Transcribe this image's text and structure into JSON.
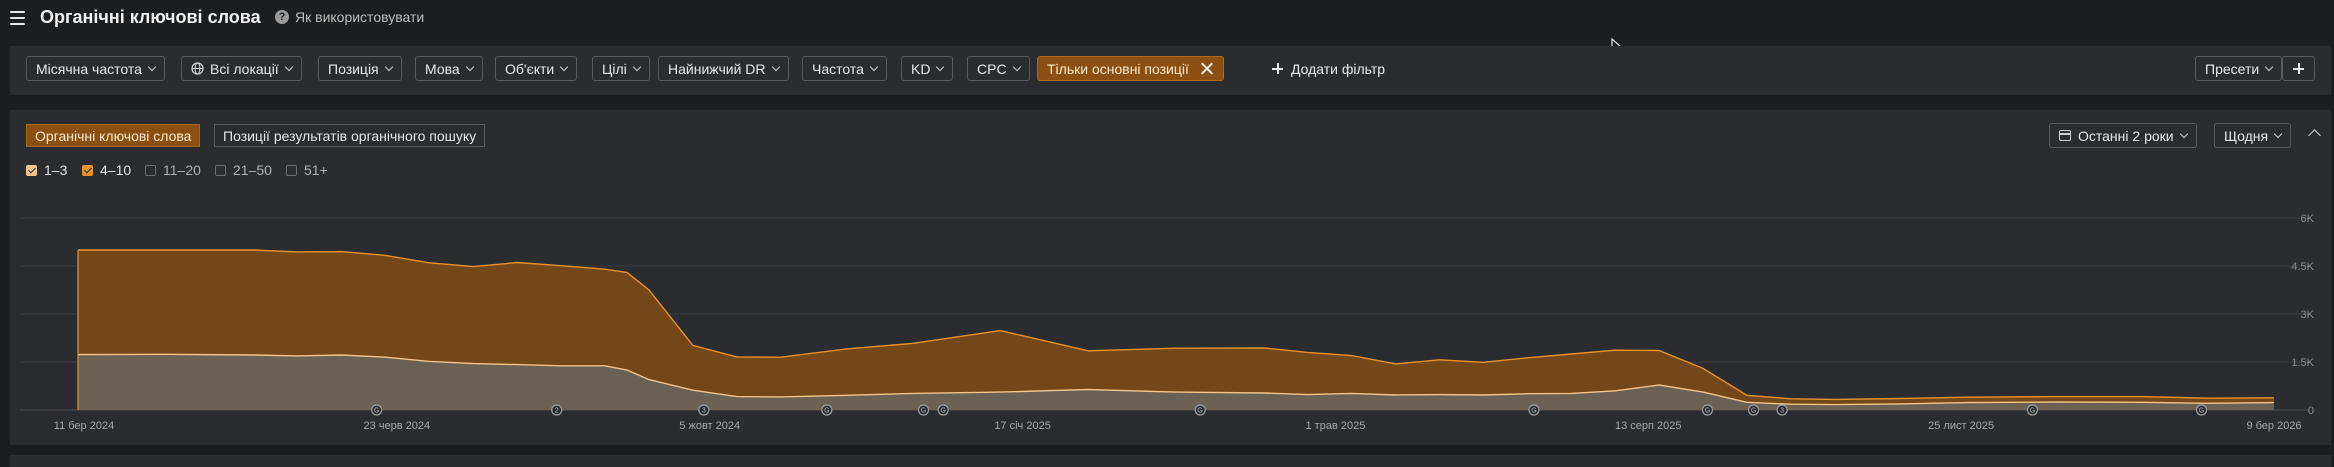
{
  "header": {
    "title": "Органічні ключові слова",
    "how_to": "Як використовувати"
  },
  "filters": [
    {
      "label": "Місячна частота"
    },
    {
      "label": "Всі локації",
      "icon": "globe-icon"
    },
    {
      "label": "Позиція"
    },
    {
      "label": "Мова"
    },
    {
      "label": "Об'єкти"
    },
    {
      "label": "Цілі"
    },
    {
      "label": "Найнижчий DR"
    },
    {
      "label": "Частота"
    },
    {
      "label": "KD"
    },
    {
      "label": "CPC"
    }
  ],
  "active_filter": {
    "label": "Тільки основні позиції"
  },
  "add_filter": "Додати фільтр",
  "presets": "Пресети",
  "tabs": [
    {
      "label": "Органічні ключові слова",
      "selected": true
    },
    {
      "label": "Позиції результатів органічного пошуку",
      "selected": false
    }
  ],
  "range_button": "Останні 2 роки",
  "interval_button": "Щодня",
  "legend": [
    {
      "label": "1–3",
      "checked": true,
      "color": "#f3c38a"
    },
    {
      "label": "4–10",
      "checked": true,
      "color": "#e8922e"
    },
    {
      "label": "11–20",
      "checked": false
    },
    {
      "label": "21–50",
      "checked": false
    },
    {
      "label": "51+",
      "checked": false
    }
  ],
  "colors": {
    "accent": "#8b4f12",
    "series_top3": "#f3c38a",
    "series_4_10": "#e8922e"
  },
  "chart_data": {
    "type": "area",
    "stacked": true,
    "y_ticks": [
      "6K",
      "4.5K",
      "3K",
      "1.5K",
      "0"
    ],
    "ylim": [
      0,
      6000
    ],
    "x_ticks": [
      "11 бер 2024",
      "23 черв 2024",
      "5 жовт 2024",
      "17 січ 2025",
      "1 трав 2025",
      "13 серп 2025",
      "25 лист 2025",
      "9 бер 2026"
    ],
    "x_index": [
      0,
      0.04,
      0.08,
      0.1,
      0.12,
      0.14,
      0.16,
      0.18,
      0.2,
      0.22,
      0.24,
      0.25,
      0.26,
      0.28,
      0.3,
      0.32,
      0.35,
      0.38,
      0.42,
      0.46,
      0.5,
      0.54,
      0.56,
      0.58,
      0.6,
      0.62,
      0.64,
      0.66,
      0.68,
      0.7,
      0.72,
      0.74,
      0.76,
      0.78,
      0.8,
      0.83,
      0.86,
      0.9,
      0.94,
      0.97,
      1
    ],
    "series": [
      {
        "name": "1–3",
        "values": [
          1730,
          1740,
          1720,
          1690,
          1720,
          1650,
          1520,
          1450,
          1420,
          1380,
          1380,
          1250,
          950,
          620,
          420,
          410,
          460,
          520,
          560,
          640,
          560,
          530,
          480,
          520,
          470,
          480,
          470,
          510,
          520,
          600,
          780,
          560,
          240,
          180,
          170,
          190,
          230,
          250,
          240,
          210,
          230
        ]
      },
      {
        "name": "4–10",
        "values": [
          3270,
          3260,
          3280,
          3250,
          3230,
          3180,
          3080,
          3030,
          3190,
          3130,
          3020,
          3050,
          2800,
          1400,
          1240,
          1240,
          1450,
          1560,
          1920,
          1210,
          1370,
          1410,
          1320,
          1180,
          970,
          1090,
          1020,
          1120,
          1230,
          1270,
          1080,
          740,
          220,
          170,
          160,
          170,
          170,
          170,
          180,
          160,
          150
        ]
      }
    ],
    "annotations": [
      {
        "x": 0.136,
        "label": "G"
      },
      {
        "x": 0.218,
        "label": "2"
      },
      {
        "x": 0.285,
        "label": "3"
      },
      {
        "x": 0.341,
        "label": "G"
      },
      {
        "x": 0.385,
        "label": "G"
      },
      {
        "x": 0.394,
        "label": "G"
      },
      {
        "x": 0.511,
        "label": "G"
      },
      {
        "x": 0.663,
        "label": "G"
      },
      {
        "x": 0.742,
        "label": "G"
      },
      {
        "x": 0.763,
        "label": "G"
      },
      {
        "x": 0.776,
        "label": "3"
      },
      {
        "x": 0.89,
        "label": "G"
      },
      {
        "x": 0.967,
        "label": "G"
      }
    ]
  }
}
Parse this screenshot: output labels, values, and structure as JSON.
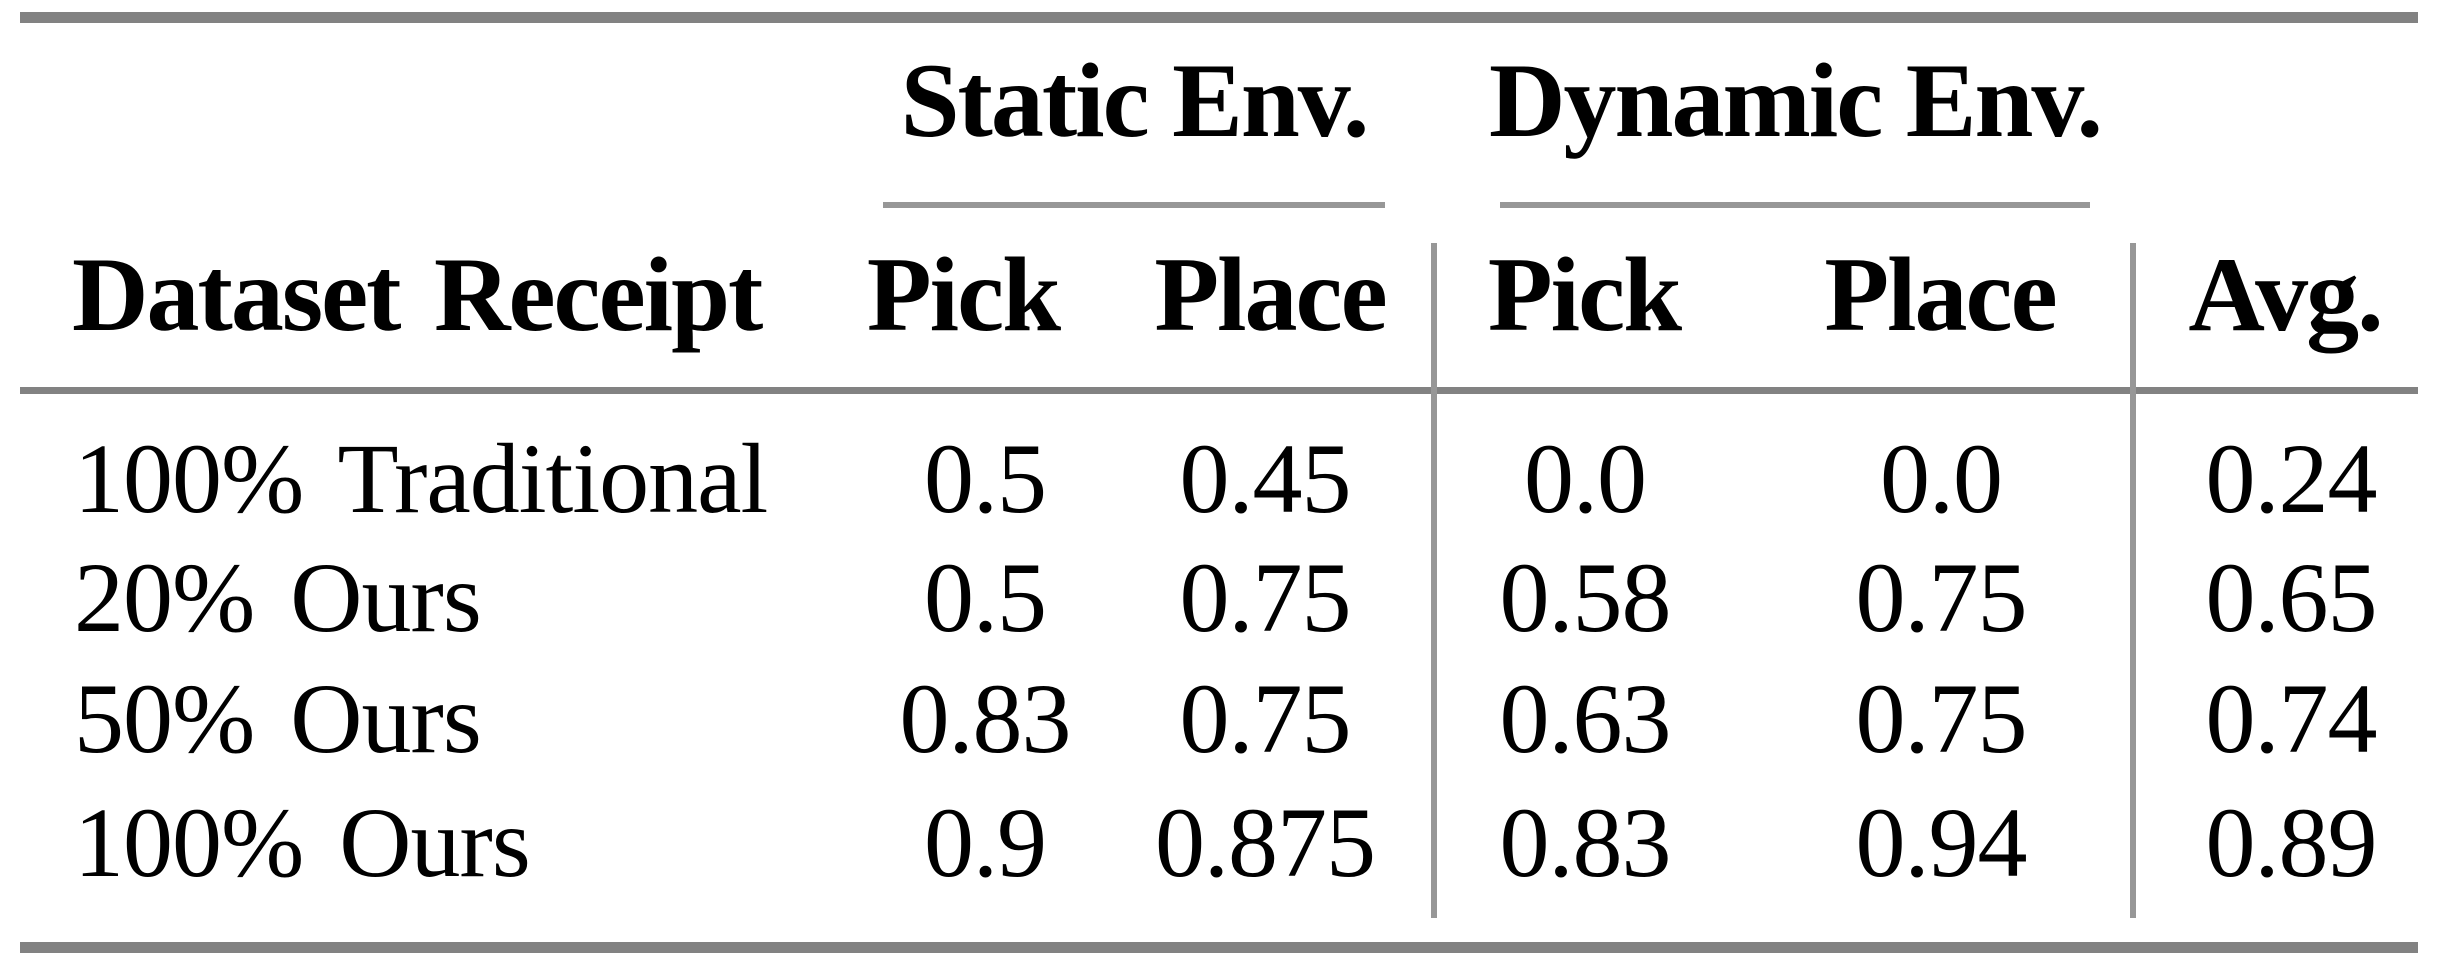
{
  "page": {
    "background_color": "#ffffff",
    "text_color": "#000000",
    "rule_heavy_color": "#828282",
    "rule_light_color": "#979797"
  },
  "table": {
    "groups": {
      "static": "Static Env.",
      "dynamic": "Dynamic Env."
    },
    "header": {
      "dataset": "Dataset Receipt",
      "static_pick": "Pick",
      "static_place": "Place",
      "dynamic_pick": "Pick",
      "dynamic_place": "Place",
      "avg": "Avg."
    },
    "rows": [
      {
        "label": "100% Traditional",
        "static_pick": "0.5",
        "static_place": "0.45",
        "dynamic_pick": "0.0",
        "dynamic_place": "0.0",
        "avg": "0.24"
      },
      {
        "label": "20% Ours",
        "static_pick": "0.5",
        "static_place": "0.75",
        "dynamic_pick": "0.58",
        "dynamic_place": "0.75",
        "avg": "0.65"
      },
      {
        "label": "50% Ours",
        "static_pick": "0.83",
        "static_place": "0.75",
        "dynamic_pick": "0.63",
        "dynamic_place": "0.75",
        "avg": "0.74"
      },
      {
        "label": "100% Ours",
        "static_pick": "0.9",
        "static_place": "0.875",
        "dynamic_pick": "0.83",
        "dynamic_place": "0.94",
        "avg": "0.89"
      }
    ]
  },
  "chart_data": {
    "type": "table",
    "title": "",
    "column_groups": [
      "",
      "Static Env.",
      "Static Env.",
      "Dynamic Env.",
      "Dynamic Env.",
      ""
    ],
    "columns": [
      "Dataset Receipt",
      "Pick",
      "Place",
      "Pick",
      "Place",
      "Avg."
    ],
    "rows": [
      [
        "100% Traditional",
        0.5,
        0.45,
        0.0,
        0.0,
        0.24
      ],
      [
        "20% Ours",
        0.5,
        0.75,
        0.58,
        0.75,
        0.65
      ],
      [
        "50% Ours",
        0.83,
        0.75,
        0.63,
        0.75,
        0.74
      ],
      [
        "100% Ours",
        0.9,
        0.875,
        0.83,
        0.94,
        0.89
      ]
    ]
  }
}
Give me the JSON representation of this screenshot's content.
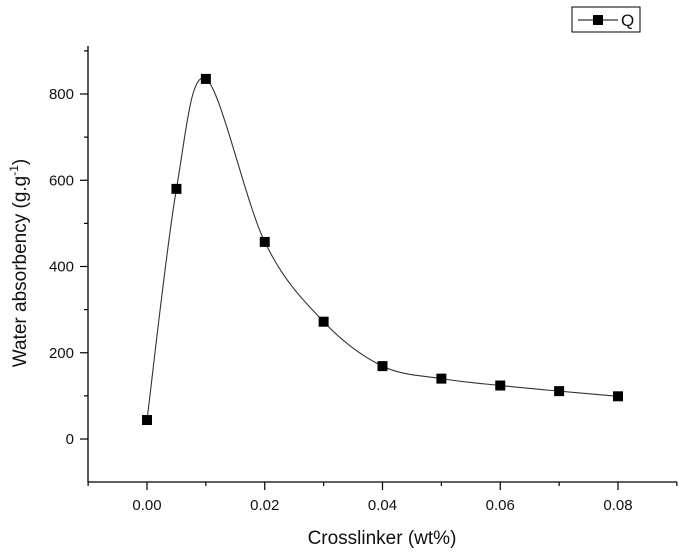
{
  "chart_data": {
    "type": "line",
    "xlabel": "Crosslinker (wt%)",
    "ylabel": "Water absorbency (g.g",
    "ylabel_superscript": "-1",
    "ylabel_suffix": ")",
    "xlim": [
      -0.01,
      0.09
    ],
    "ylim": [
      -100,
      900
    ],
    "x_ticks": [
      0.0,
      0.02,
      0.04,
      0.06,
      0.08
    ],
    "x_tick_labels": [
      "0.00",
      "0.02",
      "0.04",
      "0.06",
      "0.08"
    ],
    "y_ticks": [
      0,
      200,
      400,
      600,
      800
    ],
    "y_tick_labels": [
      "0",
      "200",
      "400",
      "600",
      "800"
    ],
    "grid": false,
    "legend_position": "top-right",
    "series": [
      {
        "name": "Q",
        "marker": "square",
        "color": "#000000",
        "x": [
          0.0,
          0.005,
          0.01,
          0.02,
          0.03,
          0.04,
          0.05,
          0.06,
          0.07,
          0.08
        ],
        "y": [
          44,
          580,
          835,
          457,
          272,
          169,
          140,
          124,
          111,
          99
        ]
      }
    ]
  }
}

__________________________________________________

■ REQUIRED TASK ■
Extract, from the material above, each line holding the word "Dataset".

■ RESULT OF THE EXERCISE ■
      "dataset": "Dataset Receipt",
      "Dataset Receipt",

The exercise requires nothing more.